Collected data:
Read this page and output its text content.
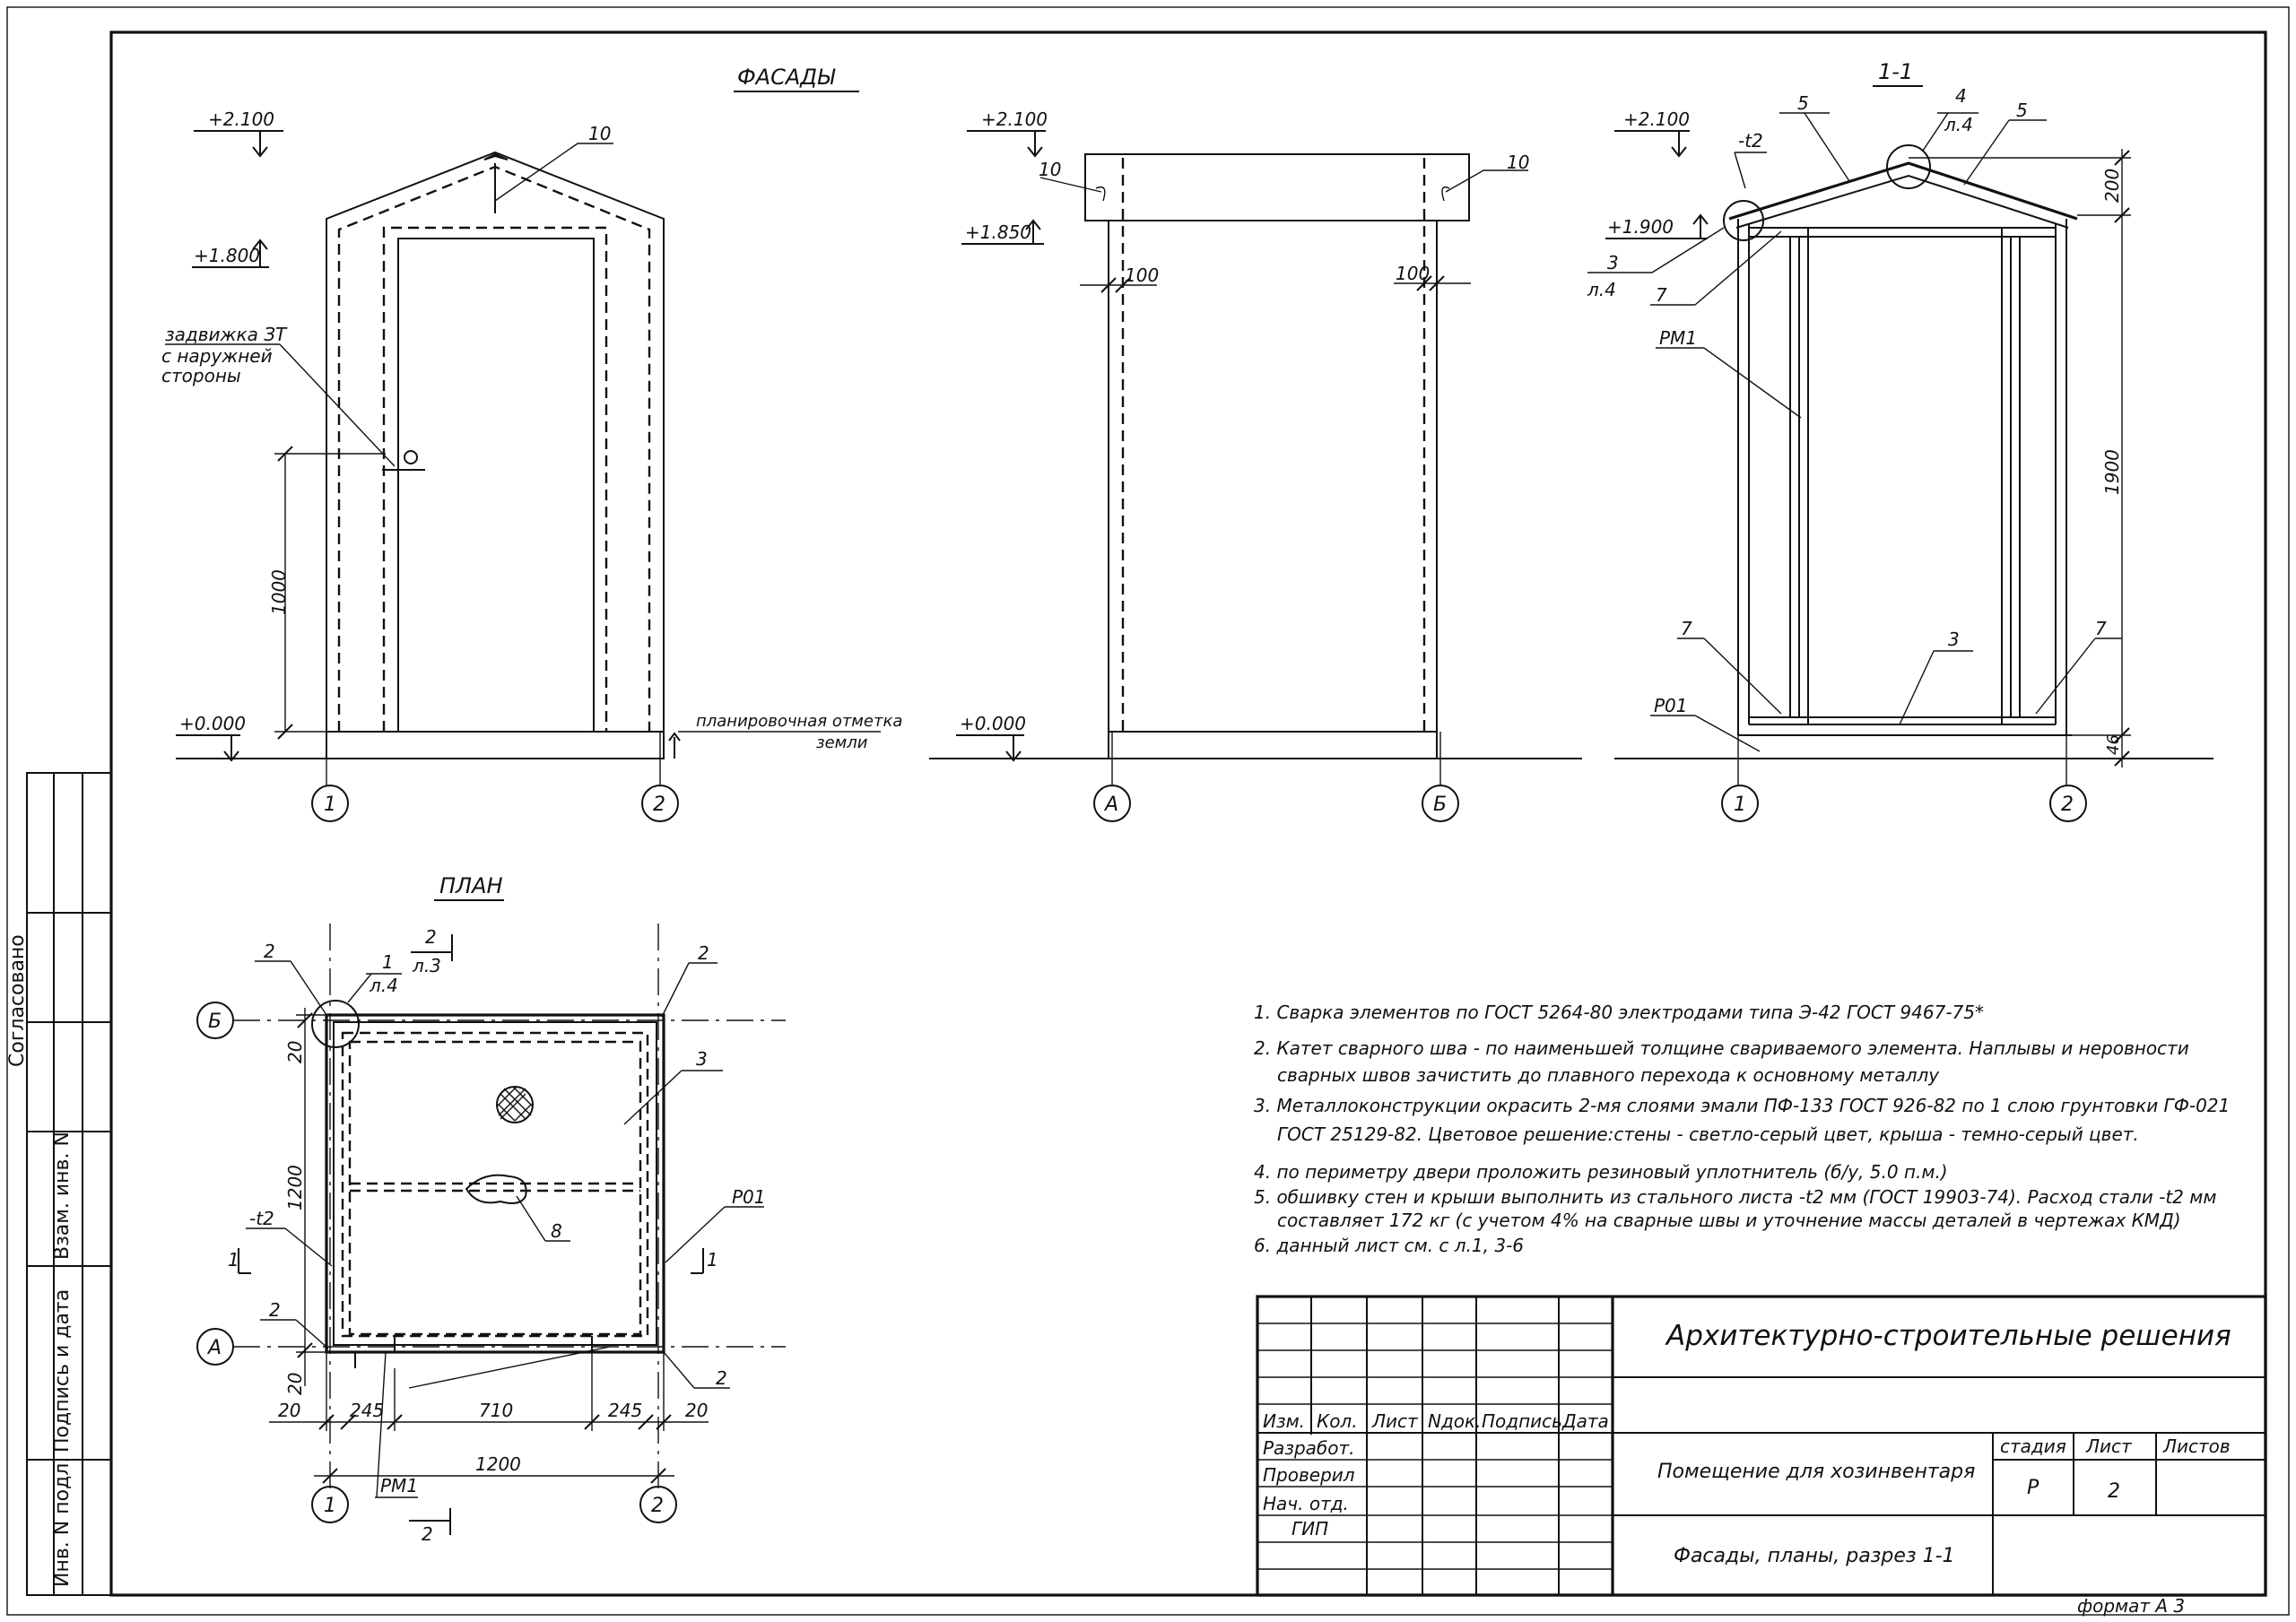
Согласовано
Взам. инв. N
Подпись и дата
Инв. N подл.
ФАСАДЫ	1-1
ПЛАН
задвижка ЗТ
с наружней
стороны
10
+2.100
+1.800
+0.000
1000
планировочная отметка
земли
1	2
10	10
+2.100
+1.850
+0.000
100	100
А	Б
+2.100
+1.900
-t2
5	5
4
л.4
3
л.4 7
РМ1
7	3	7
Р01
200
1900
46
1	2
8
2	1
л.4
2
л.3
2
3
-t2
Р01
2
2
РМ1
1	1
2
20
1200
20
20	245	710	245 20
1200
Б
А
1	2
1. Сварка элементов по ГОСТ 5264-80 электродами типа Э-42 ГОСТ 9467-75*
2. Катет сварного шва - по наименьшей толщине свариваемого элемента. Наплывы и неровности
сварных швов зачистить до плавного перехода к основному металлу
3. Металлоконструкции окрасить 2-мя слоями эмали ПФ-133 ГОСТ 926-82 по 1 слою грунтовки ГФ-021
ГОСТ 25129-82. Цветовое решение:стены - светло-серый цвет, крыша - темно-серый цвет.
4. по периметру двери проложить резиновый уплотнитель (б/у, 5.0 п.м.)
5. обшивку стен и крыши выполнить из стального листа -t2 мм (ГОСТ 19903-74). Расход стали -t2 мм
составляет 172 кг (с учетом 4% на сварные швы и уточнение массы деталей в чертежах КМД)
6. данный лист см. с л.1, 3-6
Архитектурно-строительные решения
Изм. Кол. Лист Nдок. Подпись Дата
Разработ.
Проверил
Нач. отд.
ГИП
Помещение для хозинвентаря
Фасады, планы, разрез 1-1
стадия Лист Листов
Р	2
формат А 3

Description of the task: Determine how many lines of the listing hold the word "Подпись" and reply with that figure alone.

Finished exercise: 2